Directive 1: Update the records from their start up to and including the line with "The second actuator 462 is at (305, 132).", changing "side cross-sectional view" to "side sectional view" and leaving everything else the same. Return only those lines.

There’s little worse for an HR professional than seeing your training met with stifled sighs and surreptitious eyerolls.

It’s your job to make sure that the workplace training you present to your team is well-received and interesting. Otherwise, it has little chance of actually being effective.

To make sure the programs you choose will be met with more enthusiasm, you need to do a few things. First, make sure that your material is highly relevant and easily accessible. Then, make sure it’s delivered in a way that’s easy for employees to learn, remember and use.

Here are a few ways you can do just that with today’s technology and tools:

Leverage Microlearning

As we wrote in our full post on the subject, microlearning is a growing trend that makes information easier for people to digest by breaking it down into smaller pieces.

Dedicated to educating their employees, many bigger organizations have leveraged the growth of e-learning tools to create extensive learning management systems, complete with libraries full of videos and whitepapers. These kinds of resources can be especially useful when employees are embarking on an entirely new field or area of expertise, and when they have the time to devote to it.

Want a few suggestions for new learning tools to try? We have a few suggestions in our bonus download: 3 Fresh Ways to Deliver Corporate Training

However, especially in a culture in which people are constantly given bite-sized information (blog posts, news stories, social media posts, etc.) it makes sense that a similar approach with corporate learning would also be more effective.

Directive 2: Write what comes next in the piece on making workplace training engaging, continuing from its last sentence.

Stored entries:

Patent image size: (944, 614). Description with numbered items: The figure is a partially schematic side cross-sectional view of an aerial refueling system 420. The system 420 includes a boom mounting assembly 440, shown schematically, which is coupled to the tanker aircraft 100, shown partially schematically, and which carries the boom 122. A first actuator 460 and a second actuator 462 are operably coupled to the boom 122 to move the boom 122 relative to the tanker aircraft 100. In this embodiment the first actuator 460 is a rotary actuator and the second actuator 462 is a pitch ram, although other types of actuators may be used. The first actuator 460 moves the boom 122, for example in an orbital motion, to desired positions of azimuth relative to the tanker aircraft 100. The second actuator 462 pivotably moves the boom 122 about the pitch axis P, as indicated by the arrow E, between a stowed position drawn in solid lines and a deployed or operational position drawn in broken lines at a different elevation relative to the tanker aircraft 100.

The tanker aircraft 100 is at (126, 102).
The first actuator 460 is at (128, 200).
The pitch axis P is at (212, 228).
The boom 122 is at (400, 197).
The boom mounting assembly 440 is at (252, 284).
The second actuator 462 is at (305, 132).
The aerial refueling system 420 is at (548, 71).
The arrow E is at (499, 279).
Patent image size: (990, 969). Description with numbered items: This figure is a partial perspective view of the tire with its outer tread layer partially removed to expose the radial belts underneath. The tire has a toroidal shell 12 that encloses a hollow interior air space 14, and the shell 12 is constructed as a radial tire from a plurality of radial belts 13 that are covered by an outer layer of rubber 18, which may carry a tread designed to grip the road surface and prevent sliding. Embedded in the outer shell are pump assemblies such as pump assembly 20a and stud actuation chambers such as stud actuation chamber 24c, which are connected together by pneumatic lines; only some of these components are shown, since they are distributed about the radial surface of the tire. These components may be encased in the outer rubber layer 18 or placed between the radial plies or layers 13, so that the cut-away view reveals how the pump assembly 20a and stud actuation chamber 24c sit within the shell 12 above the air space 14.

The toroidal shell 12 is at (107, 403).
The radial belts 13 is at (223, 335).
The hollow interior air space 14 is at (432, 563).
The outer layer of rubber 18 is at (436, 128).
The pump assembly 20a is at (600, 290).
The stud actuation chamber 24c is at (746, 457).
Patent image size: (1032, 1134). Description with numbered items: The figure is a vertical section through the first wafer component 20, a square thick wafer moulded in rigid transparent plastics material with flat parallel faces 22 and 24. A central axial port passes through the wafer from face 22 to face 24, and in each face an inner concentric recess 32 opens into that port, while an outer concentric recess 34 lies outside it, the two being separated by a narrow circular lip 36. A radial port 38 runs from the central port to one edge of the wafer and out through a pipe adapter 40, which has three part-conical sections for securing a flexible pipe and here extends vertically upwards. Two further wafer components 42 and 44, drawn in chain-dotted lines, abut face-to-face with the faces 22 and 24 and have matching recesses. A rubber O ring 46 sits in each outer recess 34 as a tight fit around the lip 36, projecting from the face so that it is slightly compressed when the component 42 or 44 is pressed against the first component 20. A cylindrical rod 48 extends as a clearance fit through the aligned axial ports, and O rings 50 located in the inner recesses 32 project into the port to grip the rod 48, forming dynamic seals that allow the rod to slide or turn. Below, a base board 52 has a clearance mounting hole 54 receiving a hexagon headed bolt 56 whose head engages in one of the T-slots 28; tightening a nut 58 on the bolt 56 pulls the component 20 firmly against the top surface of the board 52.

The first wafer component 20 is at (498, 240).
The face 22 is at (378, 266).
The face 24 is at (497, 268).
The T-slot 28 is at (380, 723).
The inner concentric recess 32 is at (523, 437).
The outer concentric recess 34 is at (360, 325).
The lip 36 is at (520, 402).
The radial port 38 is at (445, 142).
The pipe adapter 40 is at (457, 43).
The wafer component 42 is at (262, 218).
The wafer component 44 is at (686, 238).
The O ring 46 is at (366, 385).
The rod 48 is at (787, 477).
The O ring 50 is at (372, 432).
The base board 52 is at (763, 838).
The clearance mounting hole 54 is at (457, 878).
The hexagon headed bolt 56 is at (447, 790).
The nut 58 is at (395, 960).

Expected output 1:
Patent image size: (944, 614). Description with numbered items: The figure is a partially schematic side sectional view of an aerial refueling system 420. The system 420 includes a boom mounting assembly 440, shown schematically, which is coupled to the tanker aircraft 100, shown partially schematically, and which carries the boom 122. A first actuator 460 and a second actuator 462 are operably coupled to the boom 122 to move the boom 122 relative to the tanker aircraft 100. In this embodiment the first actuator 460 is a rotary actuator and the second actuator 462 is a pitch ram, although other types of actuators may be used. The first actuator 460 moves the boom 122, for example in an orbital motion, to desired positions of azimuth relative to the tanker aircraft 100. The second actuator 462 pivotably moves the boom 122 about the pitch axis P, as indicated by the arrow E, between a stowed position drawn in solid lines and a deployed or operational position drawn in broken lines at a different elevation relative to the tanker aircraft 100.

The tanker aircraft 100 is at (126, 102).
The first actuator 460 is at (128, 200).
The pitch axis P is at (212, 228).
The boom 122 is at (400, 197).
The boom mounting assembly 440 is at (252, 284).
The second actuator 462 is at (305, 132).

Expected output 2:
Breaking some of your training down into smaller parts and learning points has several benefits.

First of all, it makes the material more approachable and easier to manage for busy employees.

Secondly, making the effort to edit down the course material so that each lesson is as impactful as possible respects all your employees’ time and may reduce overall time spent training. Also, by making it more of a regular daily or weekly routine instead of binging corporate training in intense sessions a few times a year, trainers can incorporate topical events or news into the training and draw those connections more directly.

Finally, the repetition of these short-burst lessons over time just may make employees more likely to remember the material for the long term. Josh Bersin explains in his thorough post on the disruption of digital learning: “Neurological research has proved that we don’t learn well through ‘binge education’ like a course. We learn by being exposed to new skills and ideas over time, with spacing and questioning in between.”

“Spaced learning,” the term used to describe this method, may even be taken into account by new versions of learning software.

Of course, for core understanding of big ideas, in-depth training is still ideal. But microlearning can be perfect for reinforcement or for the simpler issues that can be distilled into concrete lessons.
Workplace training options

Incorporate Engagement Analytics

The better your understanding of the challenges your staff is facing, the better you can tailor your training to meet those needs — and the more relevant and welcome that training will become.

But understanding which specific problems are causing bottlenecks or frustration at any given point isn’t always easy. After all, HR professionals’ attention is often pulled in many directions outside of internal issues (including a big focus on recruiting and on legal news and compliance issues) each day.

Thankfully, there are a growing number of tools that measure employee engagement directly, allowing HR to keep their finger on the pulse of what the collective workforce is thinking, feeling and struggling with — almost in real-time.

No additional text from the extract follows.